*Work to complete*:
Print the entries that appear below, exactly as written and without their pictures.

"""

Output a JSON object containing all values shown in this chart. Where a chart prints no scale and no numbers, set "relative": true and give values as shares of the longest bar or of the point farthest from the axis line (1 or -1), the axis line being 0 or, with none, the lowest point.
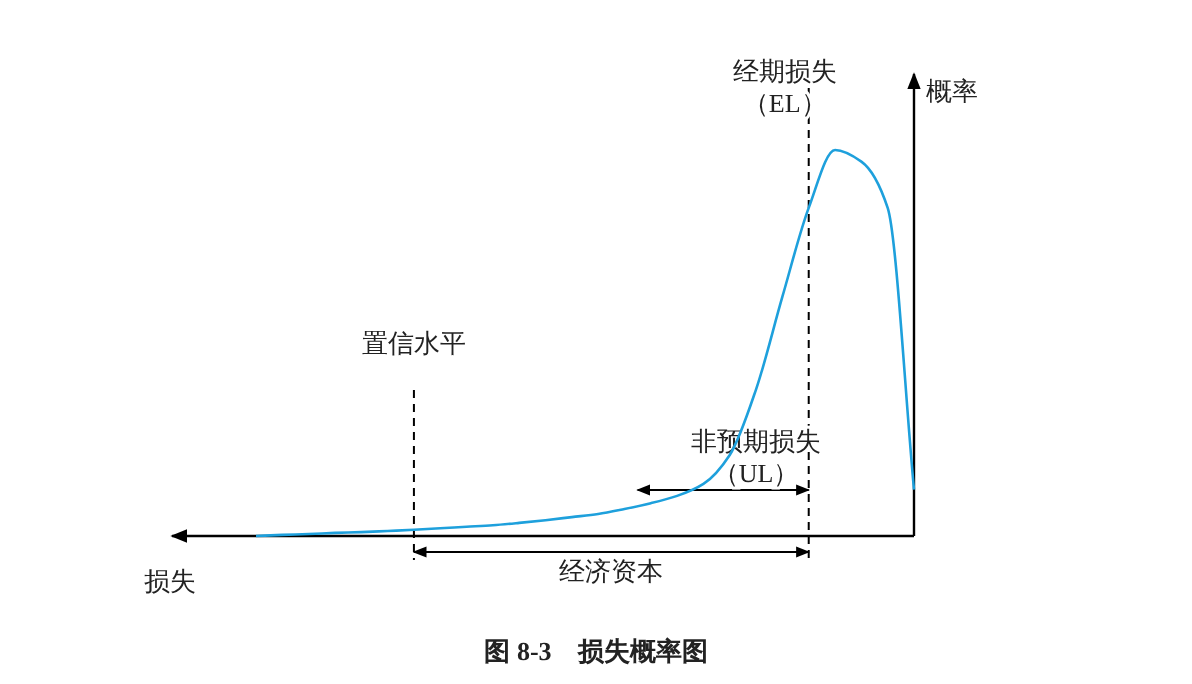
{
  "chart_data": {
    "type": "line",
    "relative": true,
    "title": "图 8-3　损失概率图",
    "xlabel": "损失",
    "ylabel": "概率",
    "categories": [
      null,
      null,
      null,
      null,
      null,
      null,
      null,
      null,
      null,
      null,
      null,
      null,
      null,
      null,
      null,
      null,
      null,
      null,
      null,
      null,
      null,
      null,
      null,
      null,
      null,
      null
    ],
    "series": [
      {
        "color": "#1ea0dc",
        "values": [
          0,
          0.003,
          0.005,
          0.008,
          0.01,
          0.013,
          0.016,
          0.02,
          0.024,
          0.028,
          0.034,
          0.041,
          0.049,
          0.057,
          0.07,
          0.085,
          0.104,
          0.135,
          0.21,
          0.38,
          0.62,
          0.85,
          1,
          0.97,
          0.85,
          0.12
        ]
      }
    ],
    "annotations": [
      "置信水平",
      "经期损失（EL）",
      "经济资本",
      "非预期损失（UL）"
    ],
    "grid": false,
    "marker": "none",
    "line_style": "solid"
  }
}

"""

*The answer*:
Output a JSON object containing all values shown in this chart. Where a chart prints no scale and no numbers, set "relative": true and give values as shares of the longest bar or of the point farthest from the axis line (1 or -1), the axis line being 0 or, with none, the lowest point.
{
  "chart_data": {
    "type": "line",
    "relative": true,
    "title": "图 8-3　损失概率图",
    "xlabel": "损失",
    "ylabel": "概率",
    "categories": [
      null,
      null,
      null,
      null,
      null,
      null,
      null,
      null,
      null,
      null,
      null,
      null,
      null,
      null,
      null,
      null,
      null,
      null,
      null,
      null,
      null,
      null,
      null,
      null,
      null,
      null
    ],
    "series": [
      {
        "color": "#1ea0dc",
        "values": [
          0,
          0.003,
          0.005,
          0.008,
          0.01,
          0.013,
          0.016,
          0.02,
          0.024,
          0.028,
          0.034,
          0.041,
          0.049,
          0.057,
          0.07,
          0.085,
          0.104,
          0.135,
          0.21,
          0.38,
          0.62,
          0.85,
          1,
          0.97,
          0.85,
          0.12
        ]
      }
    ],
    "annotations": [
      "置信水平",
      "经期损失（EL）",
      "经济资本",
      "非预期损失（UL）"
    ],
    "grid": false,
    "marker": "none",
    "line_style": "solid"
  }
}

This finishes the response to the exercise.